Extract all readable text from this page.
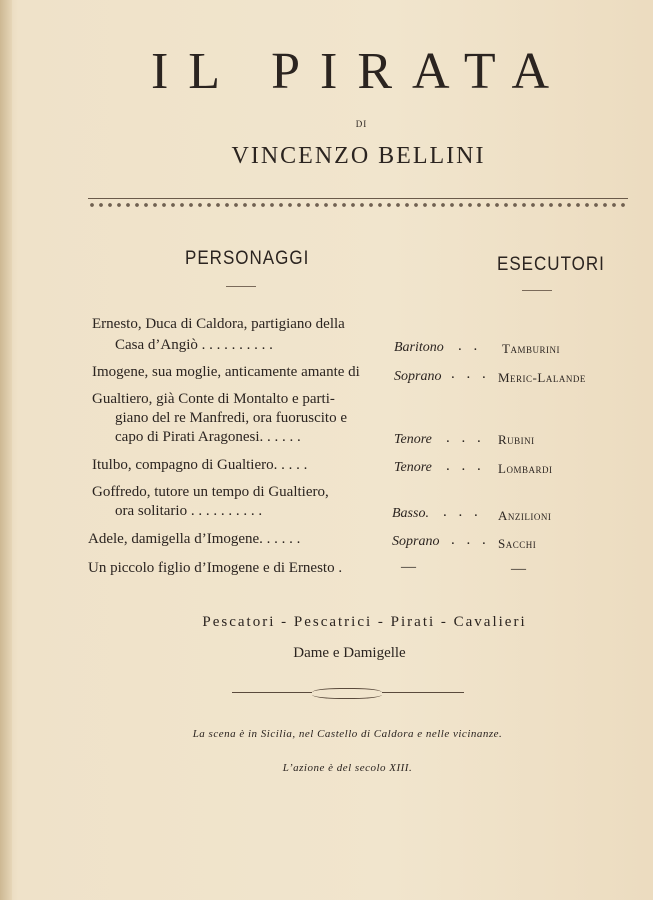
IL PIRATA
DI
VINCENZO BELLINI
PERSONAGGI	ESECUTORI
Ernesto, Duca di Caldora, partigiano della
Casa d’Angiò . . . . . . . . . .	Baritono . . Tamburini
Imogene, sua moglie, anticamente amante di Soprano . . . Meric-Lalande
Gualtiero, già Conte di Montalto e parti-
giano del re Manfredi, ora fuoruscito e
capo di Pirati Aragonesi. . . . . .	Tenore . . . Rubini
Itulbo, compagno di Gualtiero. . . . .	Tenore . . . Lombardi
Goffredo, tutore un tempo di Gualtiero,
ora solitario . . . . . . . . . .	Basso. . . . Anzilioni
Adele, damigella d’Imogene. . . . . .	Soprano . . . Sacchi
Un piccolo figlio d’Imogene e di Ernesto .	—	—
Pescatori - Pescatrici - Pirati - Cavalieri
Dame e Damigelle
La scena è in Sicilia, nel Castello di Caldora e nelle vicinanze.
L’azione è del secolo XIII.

==========

● **Exercise goal**
Take the entries shown above and quote them verbatim, passing over the pictures.

● **Written solution**
Extract all readable text from this page.
IL PIRATA
DI
VINCENZO BELLINI
PERSONAGGI	ESECUTORI
Ernesto, Duca di Caldora, partigiano della
Casa d’Angiò . . . . . . . . . .	Baritono . . Tamburini
Imogene, sua moglie, anticamente amante di Soprano . . . Meric-Lalande
Gualtiero, già Conte di Montalto e parti-
giano del re Manfredi, ora fuoruscito e
capo di Pirati Aragonesi. . . . . .	Tenore . . . Rubini
Itulbo, compagno di Gualtiero. . . . .	Tenore . . . Lombardi
Goffredo, tutore un tempo di Gualtiero,
ora solitario . . . . . . . . . .	Basso. . . . Anzilioni
Adele, damigella d’Imogene. . . . . .	Soprano . . . Sacchi
Un piccolo figlio d’Imogene e di Ernesto .	—	—
Pescatori - Pescatrici - Pirati - Cavalieri
Dame e Damigelle
La scena è in Sicilia, nel Castello di Caldora e nelle vicinanze.
L’azione è del secolo XIII.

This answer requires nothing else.